_THE TASK_
Present the lines below as a numbered list, omitting any blank lines.

-- GIVEN DATA start --

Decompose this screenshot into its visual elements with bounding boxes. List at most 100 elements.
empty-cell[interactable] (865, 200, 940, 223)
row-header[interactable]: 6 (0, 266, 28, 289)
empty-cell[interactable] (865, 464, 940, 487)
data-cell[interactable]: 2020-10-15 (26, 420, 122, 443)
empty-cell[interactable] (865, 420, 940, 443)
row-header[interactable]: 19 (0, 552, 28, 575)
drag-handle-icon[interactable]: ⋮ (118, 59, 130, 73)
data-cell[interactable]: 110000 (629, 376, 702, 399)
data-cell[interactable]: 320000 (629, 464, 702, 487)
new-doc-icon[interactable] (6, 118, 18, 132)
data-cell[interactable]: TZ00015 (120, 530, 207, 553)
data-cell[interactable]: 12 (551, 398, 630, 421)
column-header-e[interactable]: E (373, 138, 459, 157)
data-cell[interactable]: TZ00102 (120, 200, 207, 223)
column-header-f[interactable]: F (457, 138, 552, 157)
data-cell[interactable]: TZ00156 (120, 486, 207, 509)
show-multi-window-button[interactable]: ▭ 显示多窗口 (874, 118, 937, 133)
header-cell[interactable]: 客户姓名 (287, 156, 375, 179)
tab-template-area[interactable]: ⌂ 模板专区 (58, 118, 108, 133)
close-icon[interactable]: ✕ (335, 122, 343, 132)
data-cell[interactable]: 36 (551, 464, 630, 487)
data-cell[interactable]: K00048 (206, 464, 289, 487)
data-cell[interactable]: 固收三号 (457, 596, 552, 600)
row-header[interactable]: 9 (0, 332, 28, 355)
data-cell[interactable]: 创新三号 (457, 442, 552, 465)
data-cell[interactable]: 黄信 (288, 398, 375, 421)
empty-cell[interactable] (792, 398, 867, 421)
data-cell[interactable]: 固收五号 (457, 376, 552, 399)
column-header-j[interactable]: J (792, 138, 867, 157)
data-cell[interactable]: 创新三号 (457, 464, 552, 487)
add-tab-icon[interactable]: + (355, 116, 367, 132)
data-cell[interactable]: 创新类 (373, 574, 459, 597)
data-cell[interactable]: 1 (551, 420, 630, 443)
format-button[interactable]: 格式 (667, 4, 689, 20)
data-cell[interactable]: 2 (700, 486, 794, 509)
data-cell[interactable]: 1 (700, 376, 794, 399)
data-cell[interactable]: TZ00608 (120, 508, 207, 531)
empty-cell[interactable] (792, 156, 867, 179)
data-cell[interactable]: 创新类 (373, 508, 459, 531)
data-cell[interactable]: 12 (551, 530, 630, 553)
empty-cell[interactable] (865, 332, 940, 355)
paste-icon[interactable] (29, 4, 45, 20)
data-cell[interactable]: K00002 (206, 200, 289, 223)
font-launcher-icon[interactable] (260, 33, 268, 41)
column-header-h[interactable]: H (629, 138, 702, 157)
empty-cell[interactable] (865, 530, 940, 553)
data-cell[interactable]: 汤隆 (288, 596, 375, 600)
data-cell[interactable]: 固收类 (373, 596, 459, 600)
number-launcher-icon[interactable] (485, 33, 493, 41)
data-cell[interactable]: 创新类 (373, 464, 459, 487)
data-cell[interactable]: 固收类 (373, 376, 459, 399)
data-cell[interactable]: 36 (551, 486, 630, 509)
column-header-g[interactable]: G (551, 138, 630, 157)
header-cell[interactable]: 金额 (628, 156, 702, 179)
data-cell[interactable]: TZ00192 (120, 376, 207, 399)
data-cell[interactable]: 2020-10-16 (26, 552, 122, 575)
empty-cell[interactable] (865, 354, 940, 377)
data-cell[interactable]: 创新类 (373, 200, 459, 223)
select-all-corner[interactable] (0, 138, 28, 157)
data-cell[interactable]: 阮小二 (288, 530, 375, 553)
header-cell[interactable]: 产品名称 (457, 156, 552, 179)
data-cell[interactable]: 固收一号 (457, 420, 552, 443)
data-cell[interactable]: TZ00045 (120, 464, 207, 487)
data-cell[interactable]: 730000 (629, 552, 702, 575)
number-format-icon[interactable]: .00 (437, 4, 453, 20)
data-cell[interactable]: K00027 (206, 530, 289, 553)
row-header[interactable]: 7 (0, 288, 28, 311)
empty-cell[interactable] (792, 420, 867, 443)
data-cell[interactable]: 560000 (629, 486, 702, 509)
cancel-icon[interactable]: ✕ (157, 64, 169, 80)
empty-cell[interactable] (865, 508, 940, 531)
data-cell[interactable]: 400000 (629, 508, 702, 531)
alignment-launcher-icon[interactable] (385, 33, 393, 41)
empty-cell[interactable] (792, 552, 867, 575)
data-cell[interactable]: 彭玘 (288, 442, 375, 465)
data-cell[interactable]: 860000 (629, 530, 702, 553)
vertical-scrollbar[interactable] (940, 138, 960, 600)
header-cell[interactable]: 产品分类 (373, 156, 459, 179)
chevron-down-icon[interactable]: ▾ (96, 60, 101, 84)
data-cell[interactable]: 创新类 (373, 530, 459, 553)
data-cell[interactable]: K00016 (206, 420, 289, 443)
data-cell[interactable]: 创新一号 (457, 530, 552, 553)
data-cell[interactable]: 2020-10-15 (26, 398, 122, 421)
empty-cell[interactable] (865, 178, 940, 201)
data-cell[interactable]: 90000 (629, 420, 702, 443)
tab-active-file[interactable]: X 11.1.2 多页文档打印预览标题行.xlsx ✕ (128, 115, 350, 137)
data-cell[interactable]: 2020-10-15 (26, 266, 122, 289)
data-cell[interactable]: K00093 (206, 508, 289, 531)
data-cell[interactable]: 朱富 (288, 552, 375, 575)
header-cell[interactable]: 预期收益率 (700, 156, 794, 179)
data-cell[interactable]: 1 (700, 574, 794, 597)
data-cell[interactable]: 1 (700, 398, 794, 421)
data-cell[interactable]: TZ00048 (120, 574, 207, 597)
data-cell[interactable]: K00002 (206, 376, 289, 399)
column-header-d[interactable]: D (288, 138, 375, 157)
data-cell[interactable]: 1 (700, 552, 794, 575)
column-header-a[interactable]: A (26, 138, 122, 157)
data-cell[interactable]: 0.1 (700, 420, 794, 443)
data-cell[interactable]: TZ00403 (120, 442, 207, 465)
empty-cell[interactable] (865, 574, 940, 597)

-- GIVEN DATA end --

_COMPLETED EXERCISE_
1. Decompose this screenshot into its visual elements with bounding boxes. List at most 100 elements.
2. empty-cell[interactable] (865, 200, 940, 223)
3. row-header[interactable]: 6 (0, 266, 28, 289)
4. empty-cell[interactable] (865, 464, 940, 487)
5. data-cell[interactable]: 2020-10-15 (26, 420, 122, 443)
6. empty-cell[interactable] (865, 420, 940, 443)
7. row-header[interactable]: 19 (0, 552, 28, 575)
8. drag-handle-icon[interactable]: ⋮ (118, 59, 130, 73)
9. data-cell[interactable]: 110000 (629, 376, 702, 399)
10. data-cell[interactable]: 320000 (629, 464, 702, 487)
11. new-doc-icon[interactable] (6, 118, 18, 132)
12. data-cell[interactable]: TZ00015 (120, 530, 207, 553)
13. data-cell[interactable]: 12 (551, 398, 630, 421)
14. column-header-e[interactable]: E (373, 138, 459, 157)
15. data-cell[interactable]: TZ00102 (120, 200, 207, 223)
16. column-header-f[interactable]: F (457, 138, 552, 157)
17. data-cell[interactable]: TZ00156 (120, 486, 207, 509)
18. show-multi-window-button[interactable]: ▭ 显示多窗口 (874, 118, 937, 133)
19. header-cell[interactable]: 客户姓名 (287, 156, 375, 179)
20. tab-template-area[interactable]: ⌂ 模板专区 (58, 118, 108, 133)
21. close-icon[interactable]: ✕ (335, 122, 343, 132)
22. data-cell[interactable]: 36 (551, 464, 630, 487)
23. data-cell[interactable]: K00048 (206, 464, 289, 487)
24. data-cell[interactable]: 固收三号 (457, 596, 552, 600)
25. row-header[interactable]: 9 (0, 332, 28, 355)
26. data-cell[interactable]: 创新三号 (457, 442, 552, 465)
27. data-cell[interactable]: 黄信 (288, 398, 375, 421)
28. empty-cell[interactable] (792, 398, 867, 421)
29. data-cell[interactable]: 固收五号 (457, 376, 552, 399)
30. column-header-j[interactable]: J (792, 138, 867, 157)
31. data-cell[interactable]: 创新三号 (457, 464, 552, 487)
32. add-tab-icon[interactable]: + (355, 116, 367, 132)
33. data-cell[interactable]: 创新类 (373, 574, 459, 597)
34. data-cell[interactable]: 1 (551, 420, 630, 443)
35. format-button[interactable]: 格式 (667, 4, 689, 20)
36. data-cell[interactable]: 2 (700, 486, 794, 509)
37. data-cell[interactable]: 1 (700, 376, 794, 399)
38. data-cell[interactable]: TZ00608 (120, 508, 207, 531)
39. empty-cell[interactable] (792, 156, 867, 179)
40. data-cell[interactable]: 创新类 (373, 508, 459, 531)
41. data-cell[interactable]: 12 (551, 530, 630, 553)
42. empty-cell[interactable] (865, 332, 940, 355)
43. paste-icon[interactable] (29, 4, 45, 20)
44. data-cell[interactable]: K00002 (206, 200, 289, 223)
45. font-launcher-icon[interactable] (260, 33, 268, 41)
46. column-header-h[interactable]: H (629, 138, 702, 157)
47. empty-cell[interactable] (865, 530, 940, 553)
48. data-cell[interactable]: 汤隆 (288, 596, 375, 600)
49. data-cell[interactable]: 固收类 (373, 596, 459, 600)
50. number-launcher-icon[interactable] (485, 33, 493, 41)
51. data-cell[interactable]: 创新类 (373, 464, 459, 487)
52. data-cell[interactable]: 固收类 (373, 376, 459, 399)
53. data-cell[interactable]: 36 (551, 486, 630, 509)
54. column-header-g[interactable]: G (551, 138, 630, 157)
55. header-cell[interactable]: 金额 (628, 156, 702, 179)
56. data-cell[interactable]: TZ00192 (120, 376, 207, 399)
57. data-cell[interactable]: 2020-10-16 (26, 552, 122, 575)
58. empty-cell[interactable] (865, 354, 940, 377)
59. data-cell[interactable]: 创新类 (373, 200, 459, 223)
60. select-all-corner[interactable] (0, 138, 28, 157)
61. data-cell[interactable]: 阮小二 (288, 530, 375, 553)
62. header-cell[interactable]: 产品名称 (457, 156, 552, 179)
63. data-cell[interactable]: 固收一号 (457, 420, 552, 443)
64. data-cell[interactable]: TZ00045 (120, 464, 207, 487)
65. data-cell[interactable]: 730000 (629, 552, 702, 575)
66. number-format-icon[interactable]: .00 (437, 4, 453, 20)
67. data-cell[interactable]: K00027 (206, 530, 289, 553)
68. row-header[interactable]: 7 (0, 288, 28, 311)
69. empty-cell[interactable] (792, 420, 867, 443)
70. data-cell[interactable]: 560000 (629, 486, 702, 509)
71. cancel-icon[interactable]: ✕ (157, 64, 169, 80)
72. empty-cell[interactable] (865, 508, 940, 531)
73. data-cell[interactable]: 400000 (629, 508, 702, 531)
74. alignment-launcher-icon[interactable] (385, 33, 393, 41)
75. empty-cell[interactable] (792, 552, 867, 575)
76. data-cell[interactable]: 彭玘 (288, 442, 375, 465)
77. data-cell[interactable]: 860000 (629, 530, 702, 553)
78. vertical-scrollbar[interactable] (940, 138, 960, 600)
79. header-cell[interactable]: 产品分类 (373, 156, 459, 179)
80. chevron-down-icon[interactable]: ▾ (96, 60, 101, 84)
81. data-cell[interactable]: 创新类 (373, 530, 459, 553)
82. data-cell[interactable]: K00016 (206, 420, 289, 443)
83. data-cell[interactable]: 创新一号 (457, 530, 552, 553)
84. data-cell[interactable]: 2020-10-15 (26, 398, 122, 421)
85. empty-cell[interactable] (865, 178, 940, 201)
86. data-cell[interactable]: 90000 (629, 420, 702, 443)
87. tab-active-file[interactable]: X 11.1.2 多页文档打印预览标题行.xlsx ✕ (128, 115, 350, 137)
88. data-cell[interactable]: 2020-10-15 (26, 266, 122, 289)
89. data-cell[interactable]: K00093 (206, 508, 289, 531)
90. data-cell[interactable]: 朱富 (288, 552, 375, 575)
91. header-cell[interactable]: 预期收益率 (700, 156, 794, 179)
92. data-cell[interactable]: 1 (700, 574, 794, 597)
93. data-cell[interactable]: 1 (700, 398, 794, 421)
94. data-cell[interactable]: TZ00048 (120, 574, 207, 597)
95. data-cell[interactable]: K00002 (206, 376, 289, 399)
96. column-header-d[interactable]: D (288, 138, 375, 157)
97. data-cell[interactable]: 1 (700, 552, 794, 575)
98. column-header-a[interactable]: A (26, 138, 122, 157)
99. data-cell[interactable]: 0.1 (700, 420, 794, 443)
100. data-cell[interactable]: TZ00403 (120, 442, 207, 465)
101. empty-cell[interactable] (865, 574, 940, 597)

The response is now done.